Source document
::::

Yes, which is a huge difference in restoration speeds when it comes to general discussions on imaging software. A lot of people don't seem to understand the concept here... especially as it pertains to the speed of the restoration process.
I place reliability way, way ahead of speed. In fact, I don't need speed at all at the expense of reliability, and it seems to be that Reflect v7 has given me that. I don't sit there timing backups and restorations.
guest, Is that the Transfer rate shown while the image is being created? Are you imaging a partition on the NVMe SSD to a spinning HD?
My speed comment was based mainly on those of us who have decided to "snapshot" our OS with imagjng tools rather than snapshot tools (Rollback, EazFix which are notoriously unreliable). For normal System jmaging and backup, Reflect has always been completely reliable for me... and truly tested based on the amount of snapshots I have returned to.
While I am still on v6 of MR. I've lost count of the number of restores I've done, can be as many as 30-50 a month. Almost all are RDR restores. Not a single failure. Yep it's reliable
guest, As you know, Macrium reports the Transfer rate in bits but I was confused by Post #15 where you mentioned Bytes. Your Transfer rate would be about 100 MegaBytes/sec. The fastest Transfer rate I've seen was in a mate's computer, 1473 MegaBytes/sec. High end hardware. It took 5 seconds to do a full backup of a fresh Win10 system.
I never had a single failure with v6 either. I stayed with it for a long time until I started getting emails that support had finished, until I finally succumbed.

::::

[Bounding box prediction data]
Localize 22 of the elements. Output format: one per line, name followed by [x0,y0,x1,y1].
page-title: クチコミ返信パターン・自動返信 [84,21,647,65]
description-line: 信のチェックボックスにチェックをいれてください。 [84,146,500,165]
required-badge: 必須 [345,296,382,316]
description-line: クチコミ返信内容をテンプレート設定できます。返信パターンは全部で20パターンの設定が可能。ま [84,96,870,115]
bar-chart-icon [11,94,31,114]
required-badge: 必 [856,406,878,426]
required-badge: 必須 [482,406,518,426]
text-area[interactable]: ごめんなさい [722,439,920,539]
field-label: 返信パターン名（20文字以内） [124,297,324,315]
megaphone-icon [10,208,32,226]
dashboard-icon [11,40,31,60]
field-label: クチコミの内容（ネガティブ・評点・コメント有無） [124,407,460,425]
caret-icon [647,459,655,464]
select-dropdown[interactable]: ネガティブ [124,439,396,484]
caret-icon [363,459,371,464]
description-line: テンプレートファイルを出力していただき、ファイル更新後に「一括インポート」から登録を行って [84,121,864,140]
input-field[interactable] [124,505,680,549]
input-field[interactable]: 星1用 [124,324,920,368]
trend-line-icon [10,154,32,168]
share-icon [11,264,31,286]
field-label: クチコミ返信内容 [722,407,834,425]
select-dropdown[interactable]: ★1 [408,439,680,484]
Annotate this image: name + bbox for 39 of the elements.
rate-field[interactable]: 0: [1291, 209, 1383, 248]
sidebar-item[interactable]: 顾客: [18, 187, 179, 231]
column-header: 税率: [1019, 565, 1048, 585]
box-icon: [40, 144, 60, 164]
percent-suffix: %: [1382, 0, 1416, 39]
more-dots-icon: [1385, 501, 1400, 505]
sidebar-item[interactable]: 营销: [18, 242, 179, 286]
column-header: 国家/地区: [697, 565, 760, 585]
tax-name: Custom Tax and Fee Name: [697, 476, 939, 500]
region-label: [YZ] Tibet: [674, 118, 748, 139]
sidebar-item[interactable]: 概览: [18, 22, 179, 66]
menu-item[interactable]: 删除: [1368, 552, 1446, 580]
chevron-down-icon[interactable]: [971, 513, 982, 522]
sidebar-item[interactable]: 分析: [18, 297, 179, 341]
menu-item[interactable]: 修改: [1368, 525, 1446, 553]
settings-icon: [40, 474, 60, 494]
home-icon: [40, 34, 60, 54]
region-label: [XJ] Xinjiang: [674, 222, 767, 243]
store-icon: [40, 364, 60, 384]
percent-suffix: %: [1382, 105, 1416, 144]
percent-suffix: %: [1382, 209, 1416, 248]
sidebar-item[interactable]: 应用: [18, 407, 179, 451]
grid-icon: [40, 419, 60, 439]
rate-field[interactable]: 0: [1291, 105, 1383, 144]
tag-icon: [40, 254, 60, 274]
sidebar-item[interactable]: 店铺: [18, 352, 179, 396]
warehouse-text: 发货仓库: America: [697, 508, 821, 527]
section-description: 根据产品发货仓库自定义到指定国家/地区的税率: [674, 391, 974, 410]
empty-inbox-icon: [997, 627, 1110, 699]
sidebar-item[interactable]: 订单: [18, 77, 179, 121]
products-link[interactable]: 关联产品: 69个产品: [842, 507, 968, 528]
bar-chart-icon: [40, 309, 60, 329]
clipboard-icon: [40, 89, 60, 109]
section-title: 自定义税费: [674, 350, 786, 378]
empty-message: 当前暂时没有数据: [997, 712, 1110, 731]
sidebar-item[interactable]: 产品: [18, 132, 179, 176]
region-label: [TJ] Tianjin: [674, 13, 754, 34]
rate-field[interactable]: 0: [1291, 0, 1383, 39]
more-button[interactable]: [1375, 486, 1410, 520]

::::

Task instructions
A – From the forum discussion, list each figure that is given with the unit MegaBytes/sec or seconds.
B – According to the forum discussion, how many restores a month does the writer still on v6 say they can do?
C – Reproduce the forum discussion from "My speed comment" to "have returned to.".
Base every answer solely on the forum discussion.

Results of the exercise
A –
100 MegaBytes/sec
1473 MegaBytes/sec
5 seconds

B – As many as 30-50 a month.

C –
My speed comment was based mainly on those of us who have decided to "snapshot" our OS with imagjng tools rather than snapshot tools (Rollback, EazFix which are notoriously unreliable). For normal System jmaging and backup, Reflect has always been completely reliable for me... and truly tested based on the amount of snapshots I have returned to.